- What you need to do:
How many lines in these records hold the string "text"? State only that number.

**** Records shown

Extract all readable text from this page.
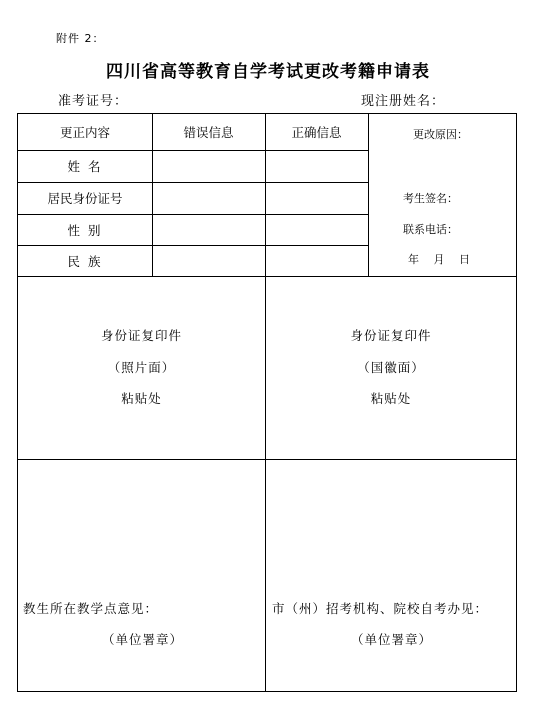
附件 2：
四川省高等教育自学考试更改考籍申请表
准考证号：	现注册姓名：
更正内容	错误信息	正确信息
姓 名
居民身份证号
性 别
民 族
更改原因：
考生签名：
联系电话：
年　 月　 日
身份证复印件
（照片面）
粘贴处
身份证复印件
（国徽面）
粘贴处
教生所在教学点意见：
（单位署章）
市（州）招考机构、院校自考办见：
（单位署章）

********
**** Records shown

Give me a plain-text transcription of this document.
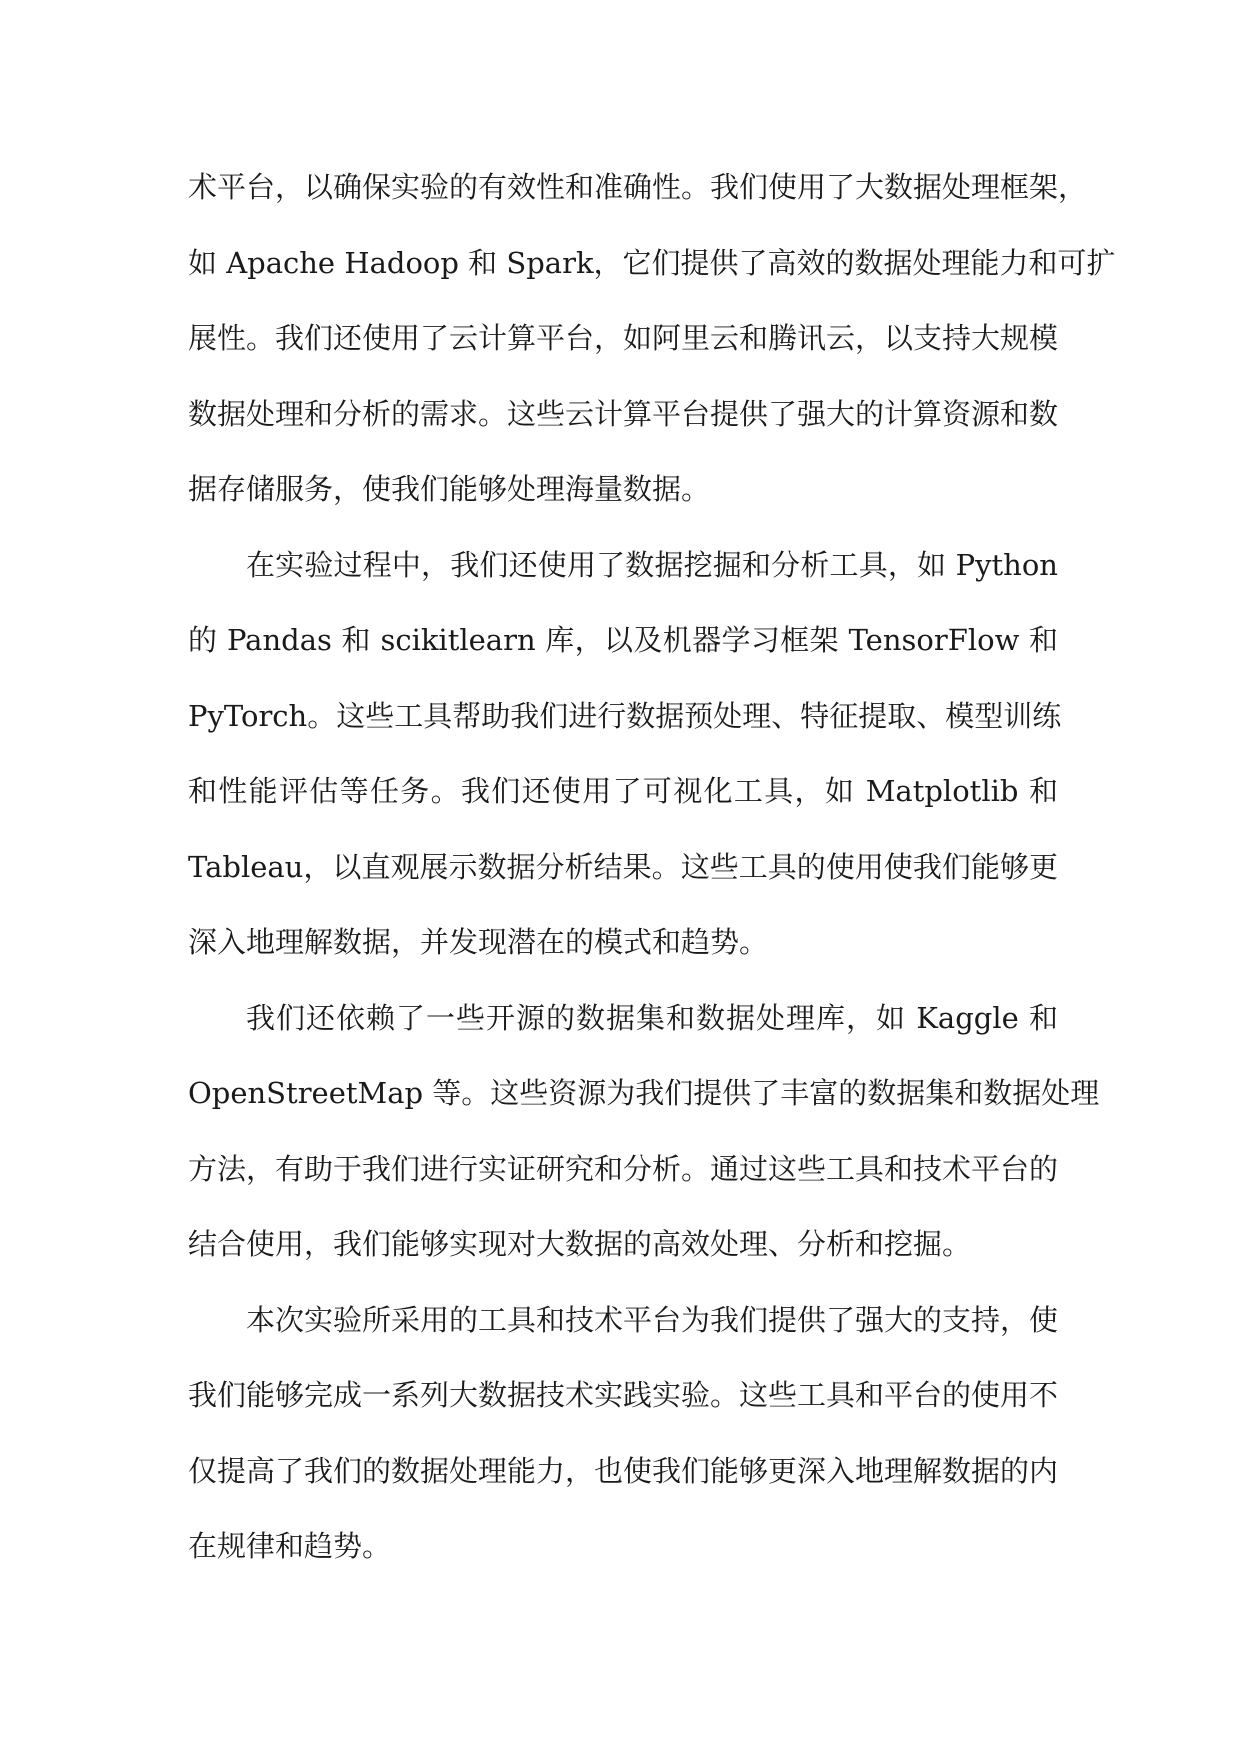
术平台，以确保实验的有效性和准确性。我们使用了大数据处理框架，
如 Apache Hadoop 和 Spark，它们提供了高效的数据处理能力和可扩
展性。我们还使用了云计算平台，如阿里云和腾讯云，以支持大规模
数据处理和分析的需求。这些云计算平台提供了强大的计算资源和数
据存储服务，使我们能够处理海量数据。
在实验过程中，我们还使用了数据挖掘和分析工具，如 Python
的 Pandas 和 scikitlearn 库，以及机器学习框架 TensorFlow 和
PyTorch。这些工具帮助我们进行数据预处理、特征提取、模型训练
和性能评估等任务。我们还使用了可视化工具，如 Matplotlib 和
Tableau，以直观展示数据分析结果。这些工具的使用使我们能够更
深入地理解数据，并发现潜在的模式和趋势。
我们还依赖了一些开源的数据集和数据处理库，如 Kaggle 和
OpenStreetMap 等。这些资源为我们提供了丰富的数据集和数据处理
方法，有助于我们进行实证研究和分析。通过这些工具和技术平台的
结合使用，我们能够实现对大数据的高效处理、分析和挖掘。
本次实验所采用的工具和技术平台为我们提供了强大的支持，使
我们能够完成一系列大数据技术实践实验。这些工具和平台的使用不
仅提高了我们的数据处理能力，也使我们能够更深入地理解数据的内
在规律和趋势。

********

- Solution for this problem:
2